— Start of Input rows —

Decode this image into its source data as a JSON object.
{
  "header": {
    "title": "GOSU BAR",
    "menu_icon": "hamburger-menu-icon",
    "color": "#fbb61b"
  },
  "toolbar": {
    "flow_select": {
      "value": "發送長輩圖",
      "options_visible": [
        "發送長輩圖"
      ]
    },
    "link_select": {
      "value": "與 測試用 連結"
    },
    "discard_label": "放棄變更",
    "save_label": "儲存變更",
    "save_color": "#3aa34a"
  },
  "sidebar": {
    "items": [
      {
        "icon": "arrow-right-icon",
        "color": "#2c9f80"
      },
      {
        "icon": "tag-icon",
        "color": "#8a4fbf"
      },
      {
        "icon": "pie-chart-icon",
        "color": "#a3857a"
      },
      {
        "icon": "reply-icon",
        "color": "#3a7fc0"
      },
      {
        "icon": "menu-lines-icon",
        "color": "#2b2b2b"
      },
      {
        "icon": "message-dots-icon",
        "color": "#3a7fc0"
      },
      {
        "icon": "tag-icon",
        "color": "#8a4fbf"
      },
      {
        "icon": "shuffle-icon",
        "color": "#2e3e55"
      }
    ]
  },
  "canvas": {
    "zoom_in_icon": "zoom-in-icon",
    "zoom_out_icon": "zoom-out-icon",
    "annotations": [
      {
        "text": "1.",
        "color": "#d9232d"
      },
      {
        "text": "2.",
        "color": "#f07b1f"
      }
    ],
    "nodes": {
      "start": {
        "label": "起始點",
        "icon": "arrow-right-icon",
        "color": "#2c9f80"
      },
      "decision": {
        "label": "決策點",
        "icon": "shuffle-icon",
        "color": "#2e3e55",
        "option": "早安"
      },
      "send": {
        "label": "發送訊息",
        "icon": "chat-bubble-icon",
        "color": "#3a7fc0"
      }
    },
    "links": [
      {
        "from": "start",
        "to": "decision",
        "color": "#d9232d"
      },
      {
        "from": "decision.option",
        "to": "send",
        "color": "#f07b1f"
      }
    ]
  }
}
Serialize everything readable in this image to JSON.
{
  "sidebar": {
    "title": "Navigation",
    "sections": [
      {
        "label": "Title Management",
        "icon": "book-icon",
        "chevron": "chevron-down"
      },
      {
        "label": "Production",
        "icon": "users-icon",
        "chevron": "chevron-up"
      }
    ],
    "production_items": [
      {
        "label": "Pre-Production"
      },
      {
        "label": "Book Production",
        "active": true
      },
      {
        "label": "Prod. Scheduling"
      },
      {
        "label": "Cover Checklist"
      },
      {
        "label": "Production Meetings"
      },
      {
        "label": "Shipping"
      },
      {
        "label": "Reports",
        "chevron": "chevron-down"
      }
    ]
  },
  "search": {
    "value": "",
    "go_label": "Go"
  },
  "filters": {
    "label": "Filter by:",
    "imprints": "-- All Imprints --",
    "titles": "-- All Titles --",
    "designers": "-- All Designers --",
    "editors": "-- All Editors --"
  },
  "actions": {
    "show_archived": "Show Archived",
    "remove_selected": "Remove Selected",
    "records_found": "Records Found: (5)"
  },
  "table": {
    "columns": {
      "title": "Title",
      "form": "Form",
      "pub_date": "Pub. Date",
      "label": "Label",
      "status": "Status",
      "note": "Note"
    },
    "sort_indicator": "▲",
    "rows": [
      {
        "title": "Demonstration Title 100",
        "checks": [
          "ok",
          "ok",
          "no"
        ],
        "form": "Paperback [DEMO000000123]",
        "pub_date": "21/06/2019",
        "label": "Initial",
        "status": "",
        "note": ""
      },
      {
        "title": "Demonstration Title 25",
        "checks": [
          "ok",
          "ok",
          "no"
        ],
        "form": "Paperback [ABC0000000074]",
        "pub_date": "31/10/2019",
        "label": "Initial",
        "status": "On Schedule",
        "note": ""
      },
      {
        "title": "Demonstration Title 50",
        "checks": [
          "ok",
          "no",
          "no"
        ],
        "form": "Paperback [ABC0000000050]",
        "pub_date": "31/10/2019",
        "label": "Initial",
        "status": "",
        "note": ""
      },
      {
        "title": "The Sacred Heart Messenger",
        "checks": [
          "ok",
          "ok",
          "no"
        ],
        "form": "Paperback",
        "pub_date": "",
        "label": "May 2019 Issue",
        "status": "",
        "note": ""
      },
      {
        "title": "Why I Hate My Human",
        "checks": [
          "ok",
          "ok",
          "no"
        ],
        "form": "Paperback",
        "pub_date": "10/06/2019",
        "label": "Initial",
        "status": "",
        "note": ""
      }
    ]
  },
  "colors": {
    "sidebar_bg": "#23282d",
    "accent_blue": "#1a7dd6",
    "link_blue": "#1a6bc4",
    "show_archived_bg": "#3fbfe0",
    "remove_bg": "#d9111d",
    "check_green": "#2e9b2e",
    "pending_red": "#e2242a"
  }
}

— End of Input rows —

Stated exercise: Quote each line of the data above exactly as written.

Exercise answer:
Decode this image into its source data as a JSON object.
{
  "header": {
    "title": "GOSU BAR",
    "menu_icon": "hamburger-menu-icon",
    "color": "#fbb61b"
  },
  "toolbar": {
    "flow_select": {
      "value": "發送長輩圖",
      "options_visible": [
        "發送長輩圖"
      ]
    },
    "link_select": {
      "value": "與 測試用 連結"
    },
    "discard_label": "放棄變更",
    "save_label": "儲存變更",
    "save_color": "#3aa34a"
  },
  "sidebar": {
    "items": [
      {
        "icon": "arrow-right-icon",
        "color": "#2c9f80"
      },
      {
        "icon": "tag-icon",
        "color": "#8a4fbf"
      },
      {
        "icon": "pie-chart-icon",
        "color": "#a3857a"
      },
      {
        "icon": "reply-icon",
        "color": "#3a7fc0"
      },
      {
        "icon": "menu-lines-icon",
        "color": "#2b2b2b"
      },
      {
        "icon": "message-dots-icon",
        "color": "#3a7fc0"
      },
      {
        "icon": "tag-icon",
        "color": "#8a4fbf"
      },
      {
        "icon": "shuffle-icon",
        "color": "#2e3e55"
      }
    ]
  },
  "canvas": {
    "zoom_in_icon": "zoom-in-icon",
    "zoom_out_icon": "zoom-out-icon",
    "annotations": [
      {
        "text": "1.",
        "color": "#d9232d"
      },
      {
        "text": "2.",
        "color": "#f07b1f"
      }
    ],
    "nodes": {
      "start": {
        "label": "起始點",
        "icon": "arrow-right-icon",
        "color": "#2c9f80"
      },
      "decision": {
        "label": "決策點",
        "icon": "shuffle-icon",
        "color": "#2e3e55",
        "option": "早安"
      },
      "send": {
        "label": "發送訊息",
        "icon": "chat-bubble-icon",
        "color": "#3a7fc0"
      }
    },
    "links": [
      {
        "from": "start",
        "to": "decision",
        "color": "#d9232d"
      },
      {
        "from": "decision.option",
        "to": "send",
        "color": "#f07b1f"
      }
    ]
  }
}
Serialize everything readable in this image to JSON.
{
  "sidebar": {
    "title": "Navigation",
    "sections": [
      {
        "label": "Title Management",
        "icon": "book-icon",
        "chevron": "chevron-down"
      },
      {
        "label": "Production",
        "icon": "users-icon",
        "chevron": "chevron-up"
      }
    ],
    "production_items": [
      {
        "label": "Pre-Production"
      },
      {
        "label": "Book Production",
        "active": true
      },
      {
        "label": "Prod. Scheduling"
      },
      {
        "label": "Cover Checklist"
      },
      {
        "label": "Production Meetings"
      },
      {
        "label": "Shipping"
      },
      {
        "label": "Reports",
        "chevron": "chevron-down"
      }
    ]
  },
  "search": {
    "value": "",
    "go_label": "Go"
  },
  "filters": {
    "label": "Filter by:",
    "imprints": "-- All Imprints --",
    "titles": "-- All Titles --",
    "designers": "-- All Designers --",
    "editors": "-- All Editors --"
  },
  "actions": {
    "show_archived": "Show Archived",
    "remove_selected": "Remove Selected",
    "records_found": "Records Found: (5)"
  },
  "table": {
    "columns": {
      "title": "Title",
      "form": "Form",
      "pub_date": "Pub. Date",
      "label": "Label",
      "status": "Status",
      "note": "Note"
    },
    "sort_indicator": "▲",
    "rows": [
      {
        "title": "Demonstration Title 100",
        "checks": [
          "ok",
          "ok",
          "no"
        ],
        "form": "Paperback [DEMO000000123]",
        "pub_date": "21/06/2019",
        "label": "Initial",
        "status": "",
        "note": ""
      },
      {
        "title": "Demonstration Title 25",
        "checks": [
          "ok",
          "ok",
          "no"
        ],
        "form": "Paperback [ABC0000000074]",
        "pub_date": "31/10/2019",
        "label": "Initial",
        "status": "On Schedule",
        "note": ""
      },
      {
        "title": "Demonstration Title 50",
        "checks": [
          "ok",
          "no",
          "no"
        ],
        "form": "Paperback [ABC0000000050]",
        "pub_date": "31/10/2019",
        "label": "Initial",
        "status": "",
        "note": ""
      },
      {
        "title": "The Sacred Heart Messenger",
        "checks": [
          "ok",
          "ok",
          "no"
        ],
        "form": "Paperback",
        "pub_date": "",
        "label": "May 2019 Issue",
        "status": "",
        "note": ""
      },
      {
        "title": "Why I Hate My Human",
        "checks": [
          "ok",
          "ok",
          "no"
        ],
        "form": "Paperback",
        "pub_date": "10/06/2019",
        "label": "Initial",
        "status": "",
        "note": ""
      }
    ]
  },
  "colors": {
    "sidebar_bg": "#23282d",
    "accent_blue": "#1a7dd6",
    "link_blue": "#1a6bc4",
    "show_archived_bg": "#3fbfe0",
    "remove_bg": "#d9111d",
    "check_green": "#2e9b2e",
    "pending_red": "#e2242a"
  }
}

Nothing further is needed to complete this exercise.